DESCRIPTION OF THE TASK = In the listing below, identify each line with the word "atau" and return those lines.

┌─ DATA IN THIS EXERCISE

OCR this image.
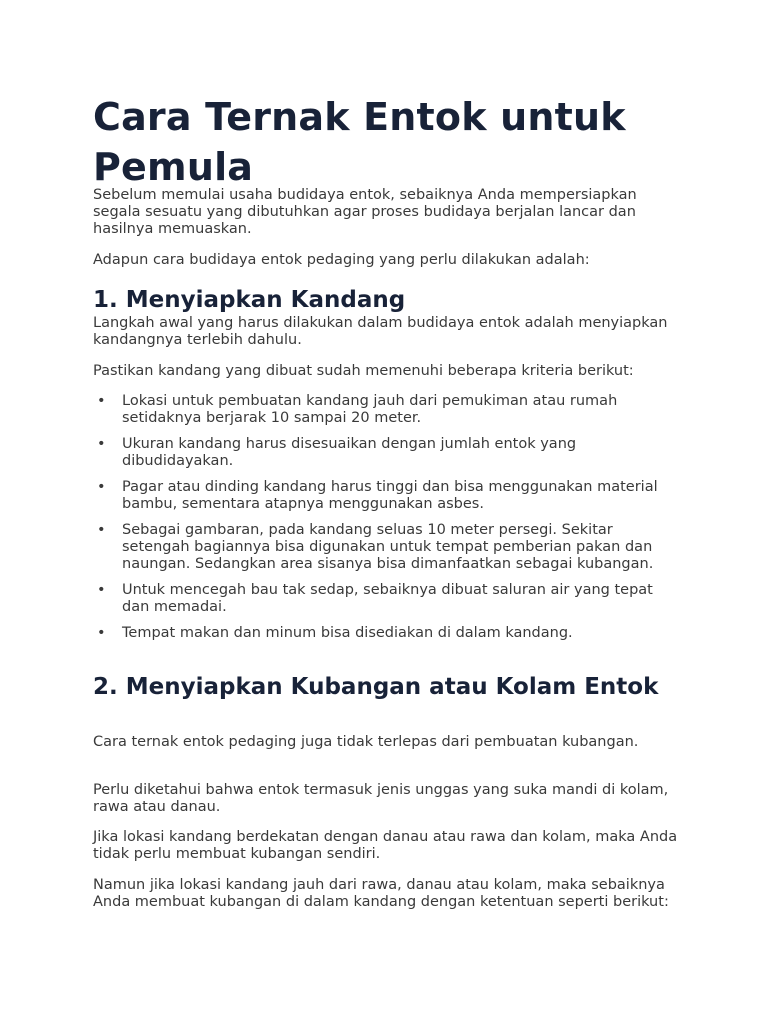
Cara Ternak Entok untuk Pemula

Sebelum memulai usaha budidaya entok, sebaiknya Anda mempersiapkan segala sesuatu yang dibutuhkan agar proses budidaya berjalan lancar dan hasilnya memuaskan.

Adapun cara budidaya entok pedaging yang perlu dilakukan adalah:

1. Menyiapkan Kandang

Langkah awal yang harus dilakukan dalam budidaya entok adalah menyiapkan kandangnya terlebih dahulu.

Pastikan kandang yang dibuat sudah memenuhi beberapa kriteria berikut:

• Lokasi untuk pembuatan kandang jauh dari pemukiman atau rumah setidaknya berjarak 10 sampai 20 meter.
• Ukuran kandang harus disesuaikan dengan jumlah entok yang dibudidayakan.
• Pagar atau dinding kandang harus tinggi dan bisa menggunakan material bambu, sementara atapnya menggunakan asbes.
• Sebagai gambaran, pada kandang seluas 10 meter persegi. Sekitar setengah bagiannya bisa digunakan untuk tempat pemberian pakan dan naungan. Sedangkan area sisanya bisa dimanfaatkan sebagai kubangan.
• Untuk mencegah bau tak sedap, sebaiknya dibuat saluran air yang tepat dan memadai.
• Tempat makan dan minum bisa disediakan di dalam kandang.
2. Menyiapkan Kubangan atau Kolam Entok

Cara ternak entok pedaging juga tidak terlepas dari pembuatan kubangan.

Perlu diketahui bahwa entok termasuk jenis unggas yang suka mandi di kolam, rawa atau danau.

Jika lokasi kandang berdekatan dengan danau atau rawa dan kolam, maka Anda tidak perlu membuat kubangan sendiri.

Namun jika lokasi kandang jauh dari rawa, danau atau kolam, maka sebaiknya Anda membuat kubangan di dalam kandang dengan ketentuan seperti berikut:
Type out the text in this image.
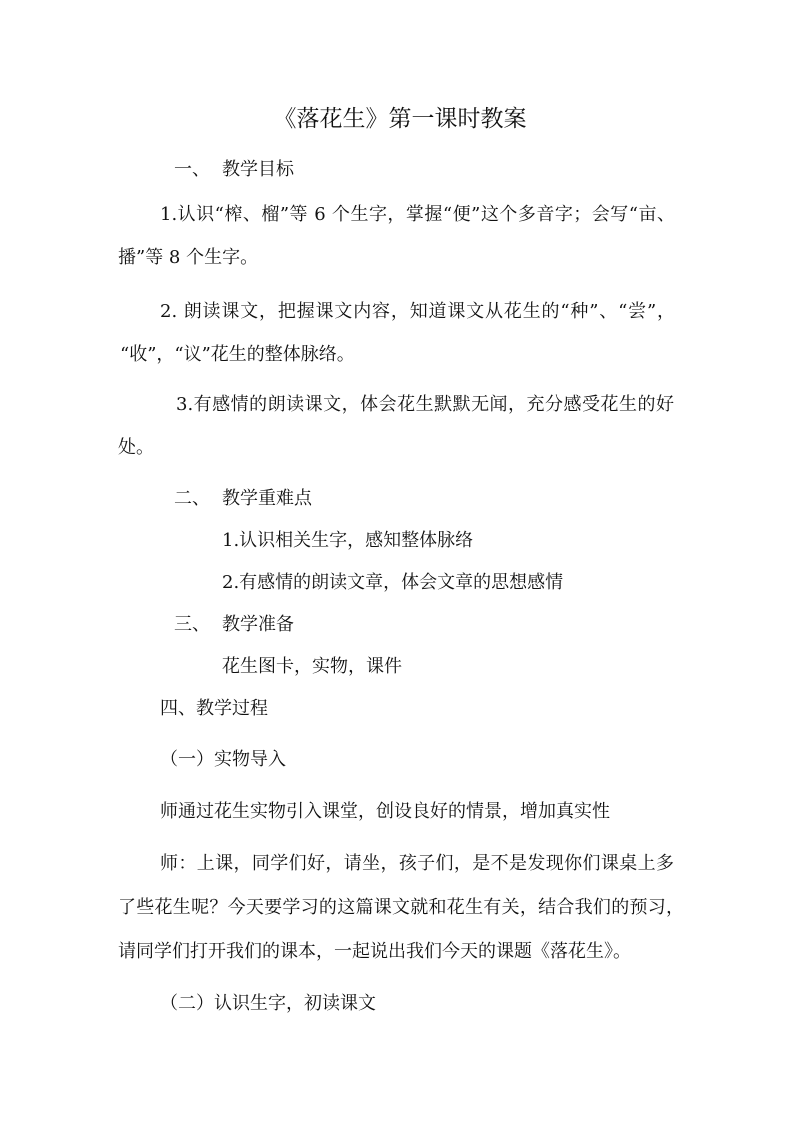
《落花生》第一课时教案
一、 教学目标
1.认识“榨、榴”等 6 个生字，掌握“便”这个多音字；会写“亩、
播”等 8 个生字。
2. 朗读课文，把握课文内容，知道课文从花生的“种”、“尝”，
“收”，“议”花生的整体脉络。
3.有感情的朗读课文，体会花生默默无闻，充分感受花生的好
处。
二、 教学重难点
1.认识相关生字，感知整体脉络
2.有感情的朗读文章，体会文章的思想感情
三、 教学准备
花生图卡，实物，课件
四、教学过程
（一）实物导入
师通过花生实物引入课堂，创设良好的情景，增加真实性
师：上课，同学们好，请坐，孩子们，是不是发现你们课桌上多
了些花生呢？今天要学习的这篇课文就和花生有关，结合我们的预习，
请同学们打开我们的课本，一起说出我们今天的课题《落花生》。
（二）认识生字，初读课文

└─

EXERCISE SOLUTION =
• Lokasi untuk pembuatan kandang jauh dari pemukiman atau rumah setidaknya berjarak 10 sampai 20 meter.
• Pagar atau dinding kandang harus tinggi dan bisa menggunakan material bambu, sementara atapnya menggunakan asbes.
2. Menyiapkan Kubangan atau Kolam Entok
Perlu diketahui bahwa entok termasuk jenis unggas yang suka mandi di kolam, rawa atau danau.
Jika lokasi kandang berdekatan dengan danau atau rawa dan kolam, maka Anda tidak perlu membuat kubangan sendiri.
Namun jika lokasi kandang jauh dari rawa, danau atau kolam, maka sebaiknya Anda membuat kubangan di dalam kandang dengan ketentuan seperti berikut:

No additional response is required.